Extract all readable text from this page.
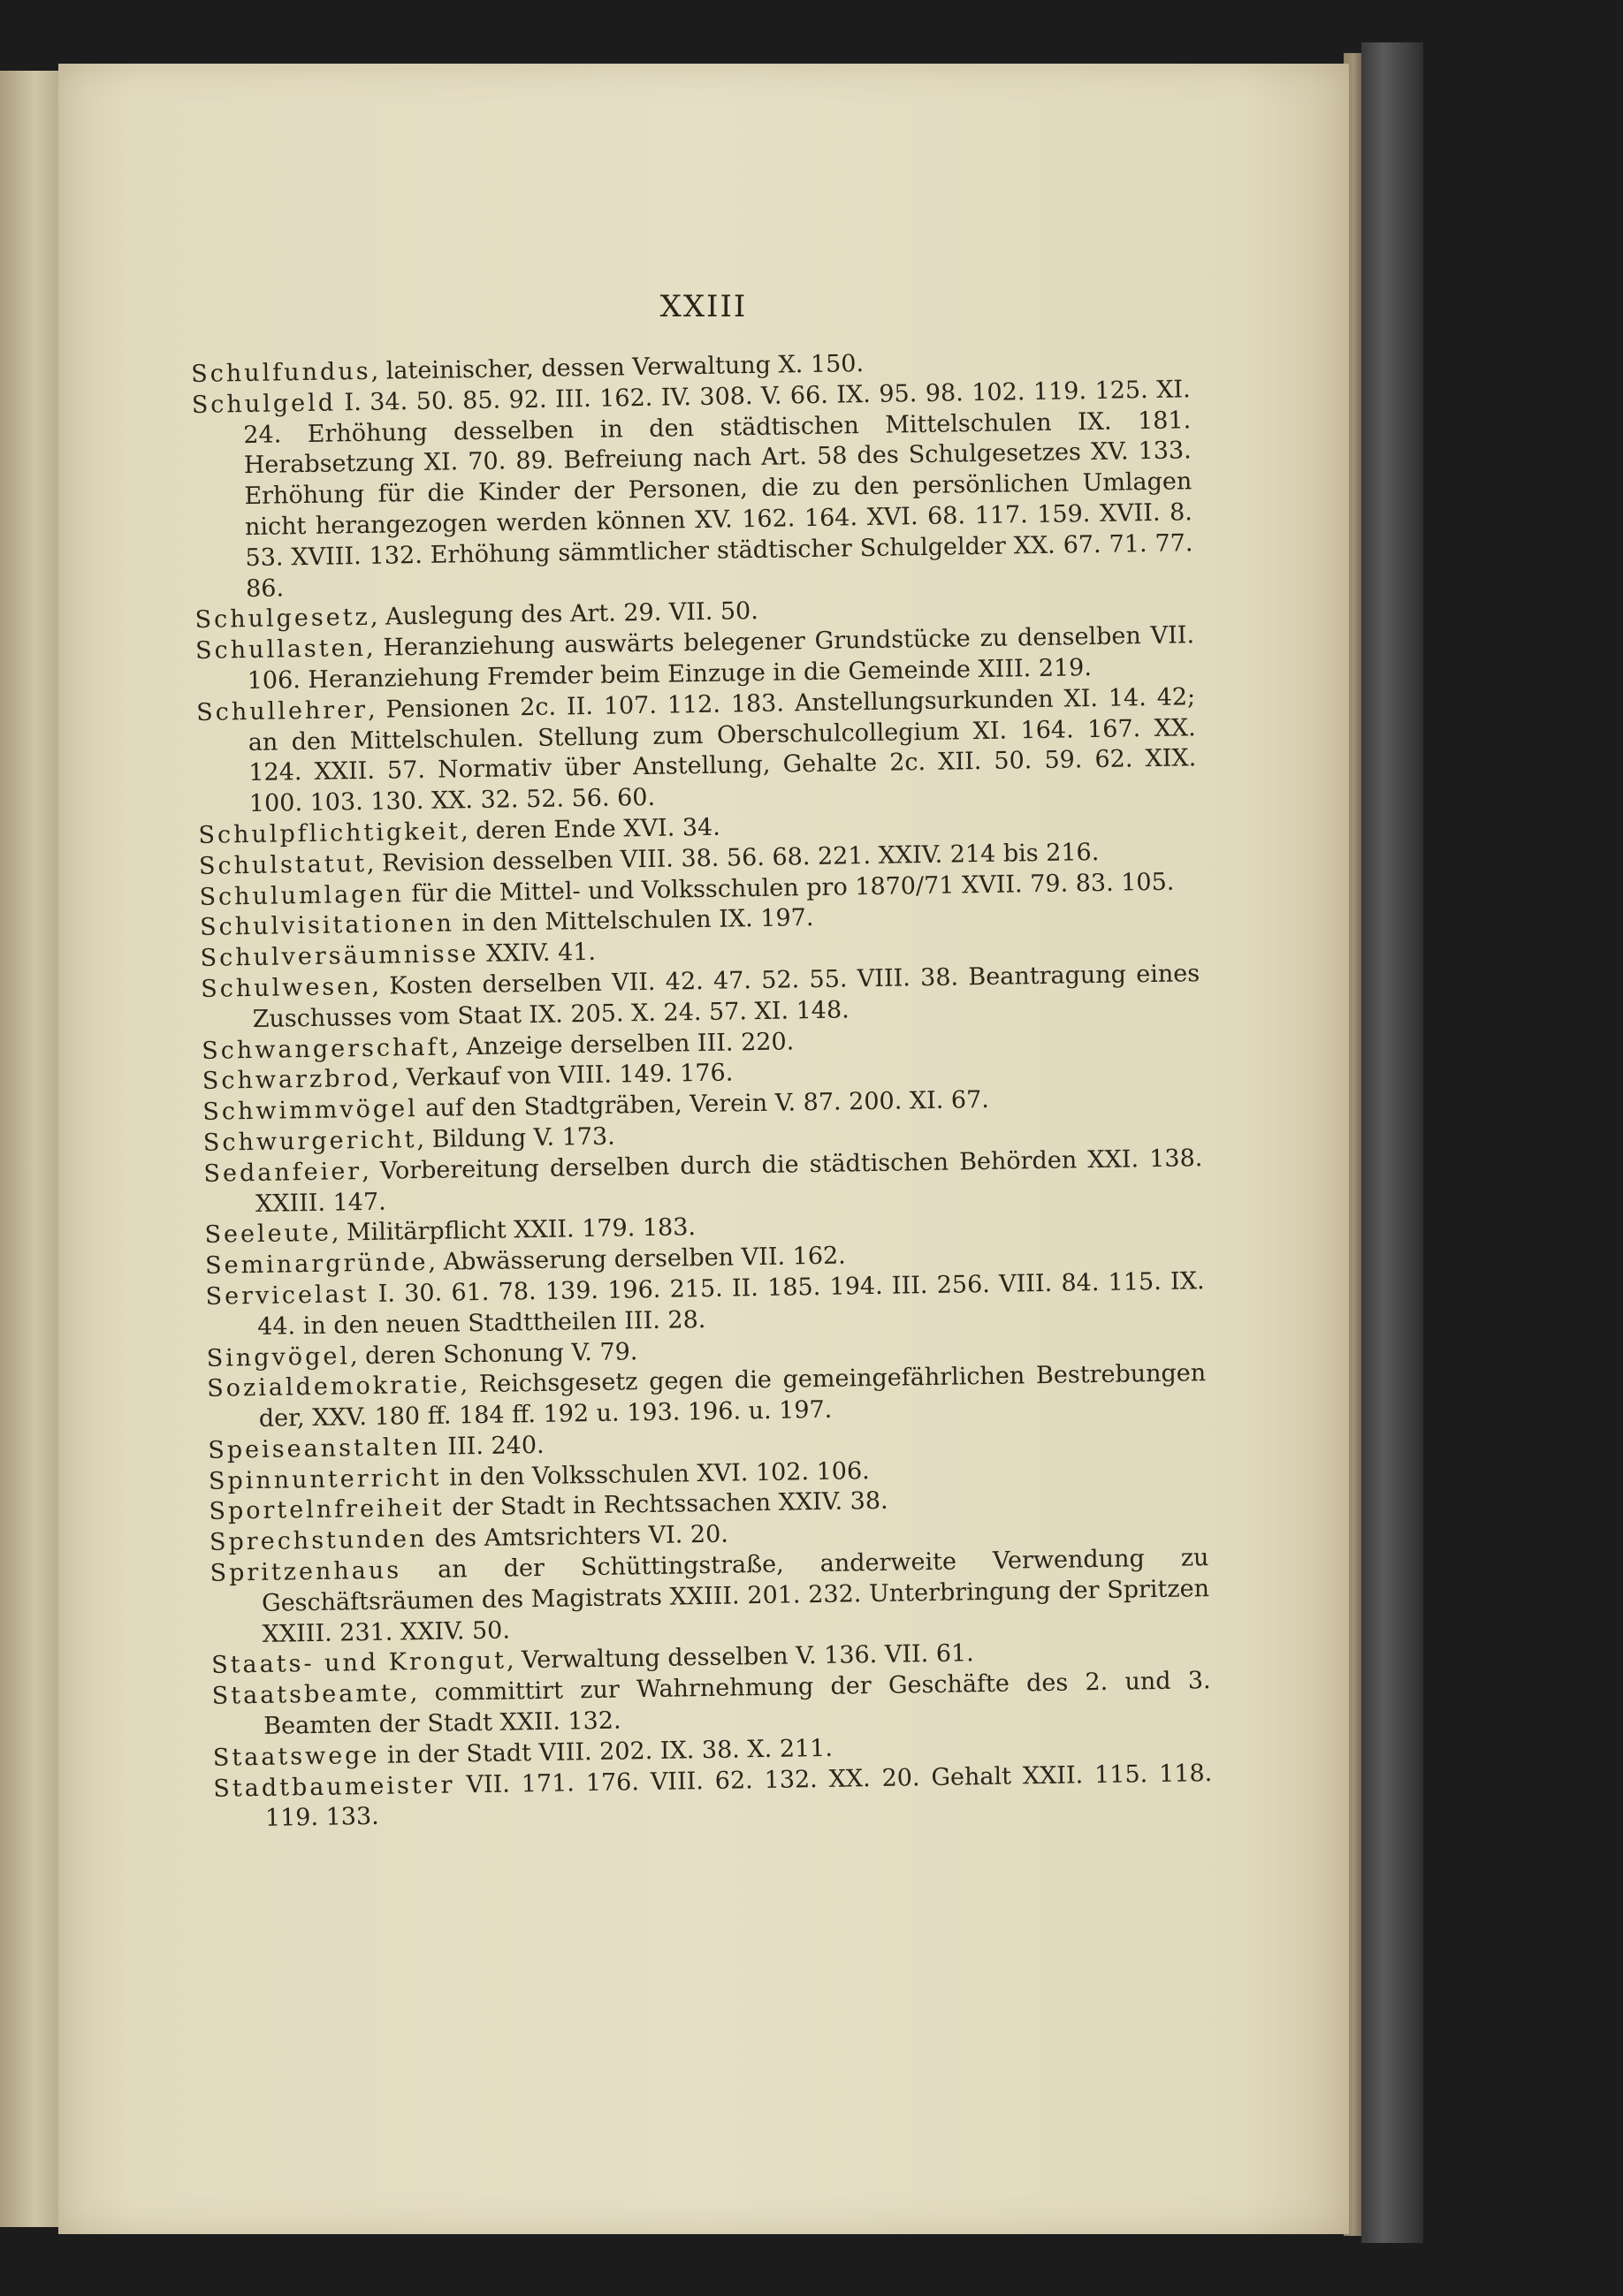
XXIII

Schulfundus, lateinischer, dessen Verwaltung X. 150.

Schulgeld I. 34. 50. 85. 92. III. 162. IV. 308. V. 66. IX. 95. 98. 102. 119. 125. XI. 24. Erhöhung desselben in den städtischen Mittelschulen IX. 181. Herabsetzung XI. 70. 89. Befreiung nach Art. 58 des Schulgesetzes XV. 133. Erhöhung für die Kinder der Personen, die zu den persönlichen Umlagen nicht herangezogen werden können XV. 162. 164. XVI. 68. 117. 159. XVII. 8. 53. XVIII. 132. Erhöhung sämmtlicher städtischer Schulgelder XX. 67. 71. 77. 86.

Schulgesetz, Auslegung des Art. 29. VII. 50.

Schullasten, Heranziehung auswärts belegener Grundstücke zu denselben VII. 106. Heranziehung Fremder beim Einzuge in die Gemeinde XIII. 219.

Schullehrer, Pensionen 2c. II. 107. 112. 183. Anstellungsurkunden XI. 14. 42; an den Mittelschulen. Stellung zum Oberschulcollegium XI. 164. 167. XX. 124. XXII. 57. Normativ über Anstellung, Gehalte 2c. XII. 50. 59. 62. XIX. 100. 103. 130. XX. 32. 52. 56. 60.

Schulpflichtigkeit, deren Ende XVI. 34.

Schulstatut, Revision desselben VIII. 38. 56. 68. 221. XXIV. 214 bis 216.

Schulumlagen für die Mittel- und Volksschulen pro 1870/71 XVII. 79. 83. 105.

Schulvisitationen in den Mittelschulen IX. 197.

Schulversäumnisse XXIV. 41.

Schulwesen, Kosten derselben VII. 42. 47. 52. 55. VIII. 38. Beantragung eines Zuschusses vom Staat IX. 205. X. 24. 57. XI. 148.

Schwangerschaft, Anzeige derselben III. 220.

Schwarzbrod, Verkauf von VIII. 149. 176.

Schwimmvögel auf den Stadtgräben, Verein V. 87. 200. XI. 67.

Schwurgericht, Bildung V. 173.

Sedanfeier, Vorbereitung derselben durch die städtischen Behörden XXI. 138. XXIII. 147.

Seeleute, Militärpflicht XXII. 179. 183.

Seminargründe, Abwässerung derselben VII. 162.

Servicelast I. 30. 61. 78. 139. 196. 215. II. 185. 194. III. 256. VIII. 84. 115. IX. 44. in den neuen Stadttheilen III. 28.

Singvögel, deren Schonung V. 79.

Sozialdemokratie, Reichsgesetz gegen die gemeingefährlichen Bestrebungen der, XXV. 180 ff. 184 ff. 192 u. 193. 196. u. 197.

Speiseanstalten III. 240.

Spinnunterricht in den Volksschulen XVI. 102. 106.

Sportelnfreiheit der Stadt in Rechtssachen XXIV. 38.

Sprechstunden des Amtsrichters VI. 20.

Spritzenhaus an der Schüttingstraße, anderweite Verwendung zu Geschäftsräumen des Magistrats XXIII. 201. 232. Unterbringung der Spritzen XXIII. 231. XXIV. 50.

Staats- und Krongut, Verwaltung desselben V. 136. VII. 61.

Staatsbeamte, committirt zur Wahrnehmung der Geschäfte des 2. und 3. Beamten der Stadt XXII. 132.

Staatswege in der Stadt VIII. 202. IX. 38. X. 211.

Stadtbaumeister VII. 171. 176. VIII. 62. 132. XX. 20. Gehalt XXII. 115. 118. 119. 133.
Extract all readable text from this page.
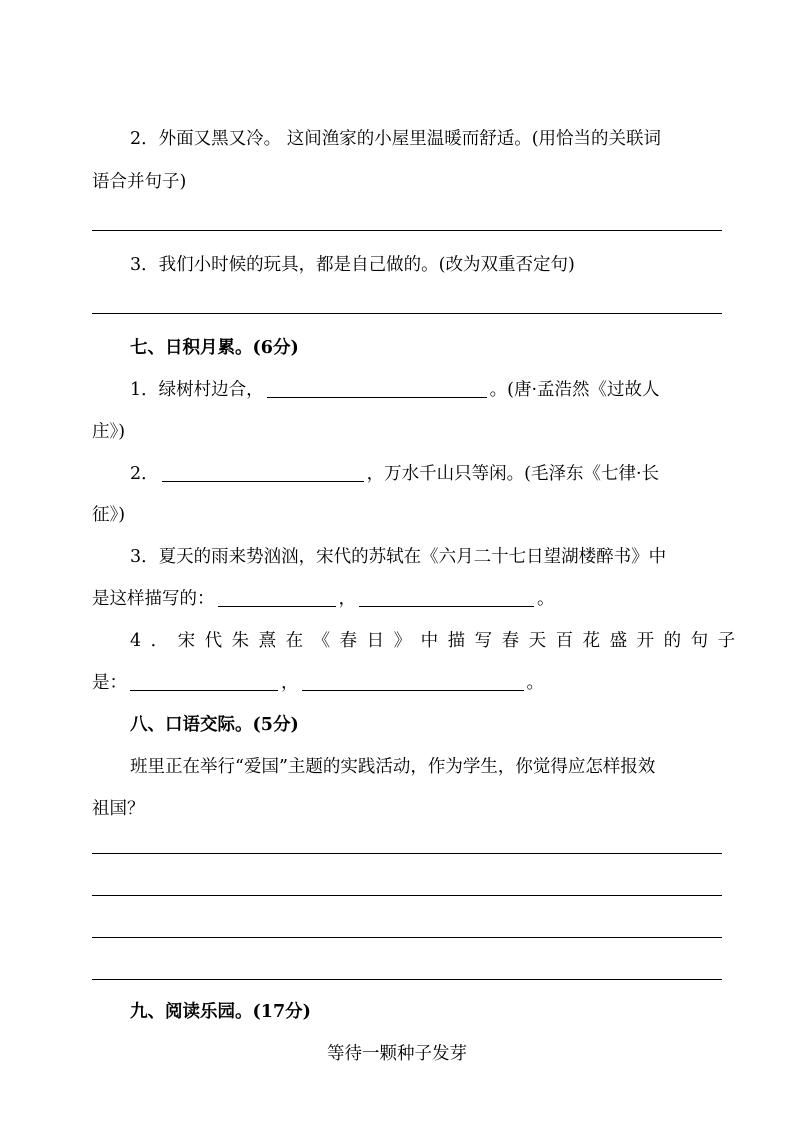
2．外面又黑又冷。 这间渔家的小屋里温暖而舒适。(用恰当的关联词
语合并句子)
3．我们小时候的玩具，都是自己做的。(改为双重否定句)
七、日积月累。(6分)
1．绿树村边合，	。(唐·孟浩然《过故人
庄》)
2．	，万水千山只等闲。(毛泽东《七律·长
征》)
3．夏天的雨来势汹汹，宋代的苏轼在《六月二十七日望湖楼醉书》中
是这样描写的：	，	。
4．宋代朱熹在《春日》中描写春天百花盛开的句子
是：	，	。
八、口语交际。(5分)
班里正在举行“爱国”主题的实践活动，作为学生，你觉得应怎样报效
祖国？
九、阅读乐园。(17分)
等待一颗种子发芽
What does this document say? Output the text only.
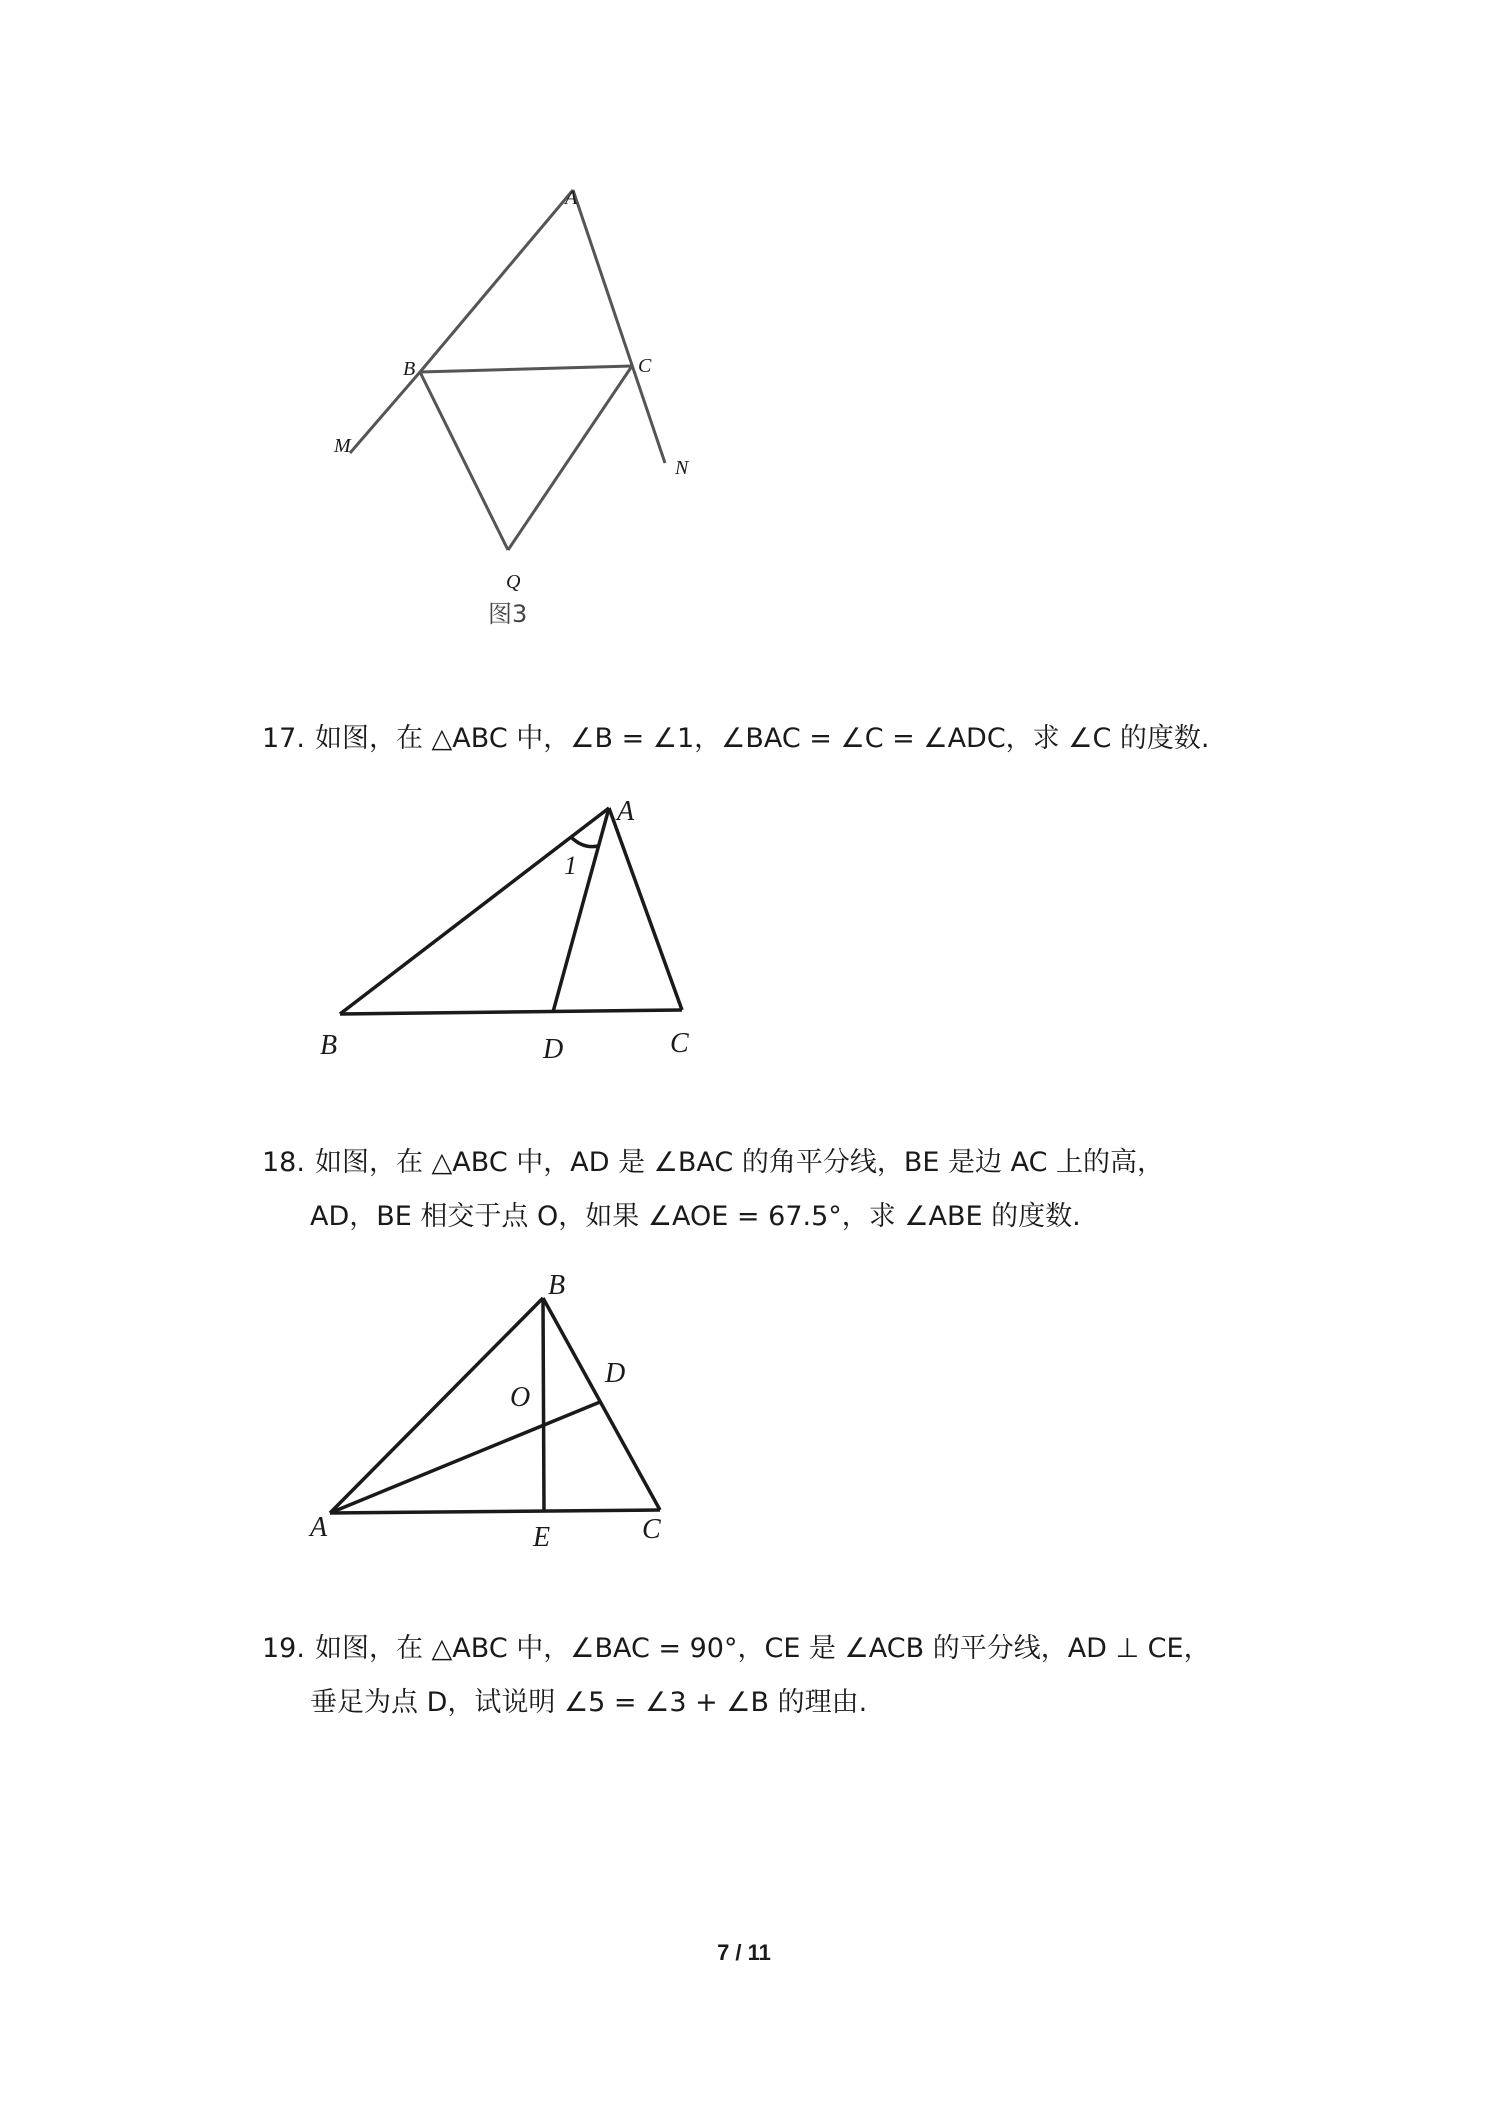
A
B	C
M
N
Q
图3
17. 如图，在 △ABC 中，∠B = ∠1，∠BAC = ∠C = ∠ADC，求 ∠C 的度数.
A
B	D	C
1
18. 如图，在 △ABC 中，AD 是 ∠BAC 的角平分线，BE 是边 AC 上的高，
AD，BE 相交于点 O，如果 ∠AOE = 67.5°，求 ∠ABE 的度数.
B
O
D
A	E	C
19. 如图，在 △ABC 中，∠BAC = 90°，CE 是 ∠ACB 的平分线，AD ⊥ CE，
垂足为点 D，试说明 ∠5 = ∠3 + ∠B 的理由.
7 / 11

-----

** EXERCISE TASK **
Restate word for word, please, the line containing "What does this" and all lines after it through the end of the material; the pictures do not belong in the copy.

** TASK SOLUTION **
What does this document say? Output the text only.
A
B	C
M
N
Q
图3
17. 如图，在 △ABC 中，∠B = ∠1，∠BAC = ∠C = ∠ADC，求 ∠C 的度数.
A
B	D	C
1
18. 如图，在 △ABC 中，AD 是 ∠BAC 的角平分线，BE 是边 AC 上的高，
AD，BE 相交于点 O，如果 ∠AOE = 67.5°，求 ∠ABE 的度数.
B
O
D
A	E	C
19. 如图，在 △ABC 中，∠BAC = 90°，CE 是 ∠ACB 的平分线，AD ⊥ CE，
垂足为点 D，试说明 ∠5 = ∠3 + ∠B 的理由.
7 / 11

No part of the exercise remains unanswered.